PROBLEM DESCRIPTION:
Write out each record again exactly as it stands.

THE RECORDS:
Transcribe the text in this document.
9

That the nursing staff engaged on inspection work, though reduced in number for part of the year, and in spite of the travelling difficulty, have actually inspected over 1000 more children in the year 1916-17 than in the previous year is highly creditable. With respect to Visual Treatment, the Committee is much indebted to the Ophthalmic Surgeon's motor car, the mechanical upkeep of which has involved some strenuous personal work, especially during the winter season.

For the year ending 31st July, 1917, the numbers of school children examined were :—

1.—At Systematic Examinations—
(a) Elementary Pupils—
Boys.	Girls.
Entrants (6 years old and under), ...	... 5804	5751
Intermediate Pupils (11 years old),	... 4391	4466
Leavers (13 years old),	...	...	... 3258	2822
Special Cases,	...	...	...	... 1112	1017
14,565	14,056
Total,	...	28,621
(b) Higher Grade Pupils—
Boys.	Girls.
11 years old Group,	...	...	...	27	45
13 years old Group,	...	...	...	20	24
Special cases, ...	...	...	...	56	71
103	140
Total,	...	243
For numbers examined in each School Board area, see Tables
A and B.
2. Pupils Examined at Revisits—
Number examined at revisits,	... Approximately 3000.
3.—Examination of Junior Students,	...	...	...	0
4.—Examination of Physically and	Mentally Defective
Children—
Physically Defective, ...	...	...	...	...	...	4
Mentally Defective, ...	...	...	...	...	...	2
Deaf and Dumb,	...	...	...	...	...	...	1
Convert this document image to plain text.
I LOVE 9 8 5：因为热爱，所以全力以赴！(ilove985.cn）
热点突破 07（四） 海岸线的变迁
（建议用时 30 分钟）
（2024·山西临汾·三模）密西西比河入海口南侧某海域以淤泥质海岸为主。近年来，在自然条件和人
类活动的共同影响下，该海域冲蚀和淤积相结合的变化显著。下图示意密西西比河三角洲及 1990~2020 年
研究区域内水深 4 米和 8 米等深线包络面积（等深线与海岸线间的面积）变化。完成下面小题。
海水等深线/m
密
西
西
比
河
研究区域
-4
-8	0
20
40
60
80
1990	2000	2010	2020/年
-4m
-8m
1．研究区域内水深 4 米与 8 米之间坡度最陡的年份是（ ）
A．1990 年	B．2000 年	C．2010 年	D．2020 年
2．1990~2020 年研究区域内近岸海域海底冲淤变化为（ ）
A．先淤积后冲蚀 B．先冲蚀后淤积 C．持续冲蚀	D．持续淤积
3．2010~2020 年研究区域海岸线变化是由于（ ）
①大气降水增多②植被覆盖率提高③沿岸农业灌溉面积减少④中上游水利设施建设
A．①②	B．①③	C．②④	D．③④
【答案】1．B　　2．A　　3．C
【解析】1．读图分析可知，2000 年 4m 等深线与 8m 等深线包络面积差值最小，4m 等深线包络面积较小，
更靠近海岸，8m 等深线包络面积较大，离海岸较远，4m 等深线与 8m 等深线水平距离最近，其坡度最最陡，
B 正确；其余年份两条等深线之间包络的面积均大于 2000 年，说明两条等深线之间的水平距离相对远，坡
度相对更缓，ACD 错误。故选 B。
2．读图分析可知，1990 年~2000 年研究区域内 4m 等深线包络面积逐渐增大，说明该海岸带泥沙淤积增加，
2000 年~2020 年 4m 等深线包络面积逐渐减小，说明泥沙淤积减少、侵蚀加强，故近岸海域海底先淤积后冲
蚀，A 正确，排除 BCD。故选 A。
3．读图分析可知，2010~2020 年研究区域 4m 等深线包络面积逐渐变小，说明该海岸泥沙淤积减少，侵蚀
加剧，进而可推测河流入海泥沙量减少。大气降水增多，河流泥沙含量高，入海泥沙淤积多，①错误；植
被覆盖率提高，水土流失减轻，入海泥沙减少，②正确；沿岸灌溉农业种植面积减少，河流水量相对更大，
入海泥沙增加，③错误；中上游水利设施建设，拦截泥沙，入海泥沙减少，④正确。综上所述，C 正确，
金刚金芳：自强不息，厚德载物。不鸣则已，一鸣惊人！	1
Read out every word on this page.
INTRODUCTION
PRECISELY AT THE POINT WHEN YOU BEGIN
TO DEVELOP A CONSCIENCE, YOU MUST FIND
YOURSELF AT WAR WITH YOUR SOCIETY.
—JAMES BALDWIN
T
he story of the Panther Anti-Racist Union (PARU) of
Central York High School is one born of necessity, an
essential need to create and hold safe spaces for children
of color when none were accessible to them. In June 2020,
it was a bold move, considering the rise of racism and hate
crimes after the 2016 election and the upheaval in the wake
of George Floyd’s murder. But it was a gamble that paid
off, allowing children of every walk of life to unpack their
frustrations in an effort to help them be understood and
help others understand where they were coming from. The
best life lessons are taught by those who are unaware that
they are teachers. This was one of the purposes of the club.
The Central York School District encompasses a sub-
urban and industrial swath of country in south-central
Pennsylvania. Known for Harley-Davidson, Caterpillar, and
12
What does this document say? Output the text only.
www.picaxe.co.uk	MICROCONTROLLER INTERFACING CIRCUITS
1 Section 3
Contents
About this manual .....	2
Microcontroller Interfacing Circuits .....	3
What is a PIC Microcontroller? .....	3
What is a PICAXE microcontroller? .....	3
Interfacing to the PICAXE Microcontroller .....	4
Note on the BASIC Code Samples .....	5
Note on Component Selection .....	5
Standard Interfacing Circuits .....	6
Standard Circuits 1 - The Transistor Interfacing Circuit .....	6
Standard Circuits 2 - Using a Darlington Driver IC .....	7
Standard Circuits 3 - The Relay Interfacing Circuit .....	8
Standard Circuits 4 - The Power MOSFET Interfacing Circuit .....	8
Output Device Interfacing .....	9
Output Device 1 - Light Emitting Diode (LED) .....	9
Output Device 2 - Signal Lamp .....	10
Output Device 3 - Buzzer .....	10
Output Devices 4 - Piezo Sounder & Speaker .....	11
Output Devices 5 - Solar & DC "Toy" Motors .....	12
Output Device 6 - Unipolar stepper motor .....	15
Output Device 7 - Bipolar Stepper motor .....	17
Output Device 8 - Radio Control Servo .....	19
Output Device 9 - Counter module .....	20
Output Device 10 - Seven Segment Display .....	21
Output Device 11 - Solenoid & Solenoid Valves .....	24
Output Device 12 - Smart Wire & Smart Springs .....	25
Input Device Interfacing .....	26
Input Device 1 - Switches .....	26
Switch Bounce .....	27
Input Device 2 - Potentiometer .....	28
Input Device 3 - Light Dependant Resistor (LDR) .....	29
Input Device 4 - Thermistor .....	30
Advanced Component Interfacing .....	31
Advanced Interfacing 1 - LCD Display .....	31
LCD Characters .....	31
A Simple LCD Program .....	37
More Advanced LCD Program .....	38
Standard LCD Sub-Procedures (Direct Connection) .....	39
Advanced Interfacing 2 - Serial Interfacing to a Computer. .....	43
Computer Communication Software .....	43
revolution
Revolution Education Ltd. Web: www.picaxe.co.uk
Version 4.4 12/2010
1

TASK RESULT:
Transcribe the text in this document.
9

That the nursing staff engaged on inspection work, though reduced in number for part of the year, and in spite of the travelling difficulty, have actually inspected over 1000 more children in the year 1916-17 than in the previous year is highly creditable. With respect to Visual Treatment, the Committee is much indebted to the Ophthalmic Surgeon's motor car, the mechanical upkeep of which has involved some strenuous personal work, especially during the winter season.

For the year ending 31st July, 1917, the numbers of school children examined were :—

1.—At Systematic Examinations—
(a) Elementary Pupils—
Boys.	Girls.
Entrants (6 years old and under), ...	... 5804	5751
Intermediate Pupils (11 years old),	... 4391	4466
Leavers (13 years old),	...	...	... 3258	2822
Special Cases,	...	...	...	... 1112	1017
14,565	14,056
Total,	...	28,621
(b) Higher Grade Pupils—
Boys.	Girls.
11 years old Group,	...	...	...	27	45
13 years old Group,	...	...	...	20	24
Special cases, ...	...	...	...	56	71
103	140
Total,	...	243
For numbers examined in each School Board area, see Tables
A and B.
2. Pupils Examined at Revisits—
Number examined at revisits,	... Approximately 3000.
3.—Examination of Junior Students,	...	...	...	0
4.—Examination of Physically and	Mentally Defective
Children—
Physically Defective, ...	...	...	...	...	...	4
Mentally Defective, ...	...	...	...	...	...	2
Deaf and Dumb,	...	...	...	...	...	...	1
Convert this document image to plain text.
I LOVE 9 8 5：因为热爱，所以全力以赴！(ilove985.cn）
热点突破 07（四） 海岸线的变迁
（建议用时 30 分钟）
（2024·山西临汾·三模）密西西比河入海口南侧某海域以淤泥质海岸为主。近年来，在自然条件和人
类活动的共同影响下，该海域冲蚀和淤积相结合的变化显著。下图示意密西西比河三角洲及 1990~2020 年
研究区域内水深 4 米和 8 米等深线包络面积（等深线与海岸线间的面积）变化。完成下面小题。
海水等深线/m
密
西
西
比
河
研究区域
-4
-8	0
20
40
60
80
1990	2000	2010	2020/年
-4m
-8m
1．研究区域内水深 4 米与 8 米之间坡度最陡的年份是（ ）
A．1990 年	B．2000 年	C．2010 年	D．2020 年
2．1990~2020 年研究区域内近岸海域海底冲淤变化为（ ）
A．先淤积后冲蚀 B．先冲蚀后淤积 C．持续冲蚀	D．持续淤积
3．2010~2020 年研究区域海岸线变化是由于（ ）
①大气降水增多②植被覆盖率提高③沿岸农业灌溉面积减少④中上游水利设施建设
A．①②	B．①③	C．②④	D．③④
【答案】1．B　　2．A　　3．C
【解析】1．读图分析可知，2000 年 4m 等深线与 8m 等深线包络面积差值最小，4m 等深线包络面积较小，
更靠近海岸，8m 等深线包络面积较大，离海岸较远，4m 等深线与 8m 等深线水平距离最近，其坡度最最陡，
B 正确；其余年份两条等深线之间包络的面积均大于 2000 年，说明两条等深线之间的水平距离相对远，坡
度相对更缓，ACD 错误。故选 B。
2．读图分析可知，1990 年~2000 年研究区域内 4m 等深线包络面积逐渐增大，说明该海岸带泥沙淤积增加，
2000 年~2020 年 4m 等深线包络面积逐渐减小，说明泥沙淤积减少、侵蚀加强，故近岸海域海底先淤积后冲
蚀，A 正确，排除 BCD。故选 A。
3．读图分析可知，2010~2020 年研究区域 4m 等深线包络面积逐渐变小，说明该海岸泥沙淤积减少，侵蚀
加剧，进而可推测河流入海泥沙量减少。大气降水增多，河流泥沙含量高，入海泥沙淤积多，①错误；植
被覆盖率提高，水土流失减轻，入海泥沙减少，②正确；沿岸灌溉农业种植面积减少，河流水量相对更大，
入海泥沙增加，③错误；中上游水利设施建设，拦截泥沙，入海泥沙减少，④正确。综上所述，C 正确，
金刚金芳：自强不息，厚德载物。不鸣则已，一鸣惊人！	1
Read out every word on this page.
INTRODUCTION
PRECISELY AT THE POINT WHEN YOU BEGIN
TO DEVELOP A CONSCIENCE, YOU MUST FIND
YOURSELF AT WAR WITH YOUR SOCIETY.
—JAMES BALDWIN
T
he story of the Panther Anti-Racist Union (PARU) of
Central York High School is one born of necessity, an
essential need to create and hold safe spaces for children
of color when none were accessible to them. In June 2020,
it was a bold move, considering the rise of racism and hate
crimes after the 2016 election and the upheaval in the wake
of George Floyd’s murder. But it was a gamble that paid
off, allowing children of every walk of life to unpack their
frustrations in an effort to help them be understood and
help others understand where they were coming from. The
best life lessons are taught by those who are unaware that
they are teachers. This was one of the purposes of the club.
The Central York School District encompasses a sub-
urban and industrial swath of country in south-central
Pennsylvania. Known for Harley-Davidson, Caterpillar, and
12
What does this document say? Output the text only.
www.picaxe.co.uk	MICROCONTROLLER INTERFACING CIRCUITS
1 Section 3
Contents
About this manual .....	2
Microcontroller Interfacing Circuits .....	3
What is a PIC Microcontroller? .....	3
What is a PICAXE microcontroller? .....	3
Interfacing to the PICAXE Microcontroller .....	4
Note on the BASIC Code Samples .....	5
Note on Component Selection .....	5
Standard Interfacing Circuits .....	6
Standard Circuits 1 - The Transistor Interfacing Circuit .....	6
Standard Circuits 2 - Using a Darlington Driver IC .....	7
Standard Circuits 3 - The Relay Interfacing Circuit .....	8
Standard Circuits 4 - The Power MOSFET Interfacing Circuit .....	8
Output Device Interfacing .....	9
Output Device 1 - Light Emitting Diode (LED) .....	9
Output Device 2 - Signal Lamp .....	10
Output Device 3 - Buzzer .....	10
Output Devices 4 - Piezo Sounder & Speaker .....	11
Output Devices 5 - Solar & DC "Toy" Motors .....	12
Output Device 6 - Unipolar stepper motor .....	15
Output Device 7 - Bipolar Stepper motor .....	17
Output Device 8 - Radio Control Servo .....	19
Output Device 9 - Counter module .....	20
Output Device 10 - Seven Segment Display .....	21
Output Device 11 - Solenoid & Solenoid Valves .....	24
Output Device 12 - Smart Wire & Smart Springs .....	25
Input Device Interfacing .....	26
Input Device 1 - Switches .....	26
Switch Bounce .....	27
Input Device 2 - Potentiometer .....	28
Input Device 3 - Light Dependant Resistor (LDR) .....	29
Input Device 4 - Thermistor .....	30
Advanced Component Interfacing .....	31
Advanced Interfacing 1 - LCD Display .....	31
LCD Characters .....	31
A Simple LCD Program .....	37
More Advanced LCD Program .....	38
Standard LCD Sub-Procedures (Direct Connection) .....	39
Advanced Interfacing 2 - Serial Interfacing to a Computer. .....	43
Computer Communication Software .....	43
revolution
Revolution Education Ltd. Web: www.picaxe.co.uk
Version 4.4 12/2010
1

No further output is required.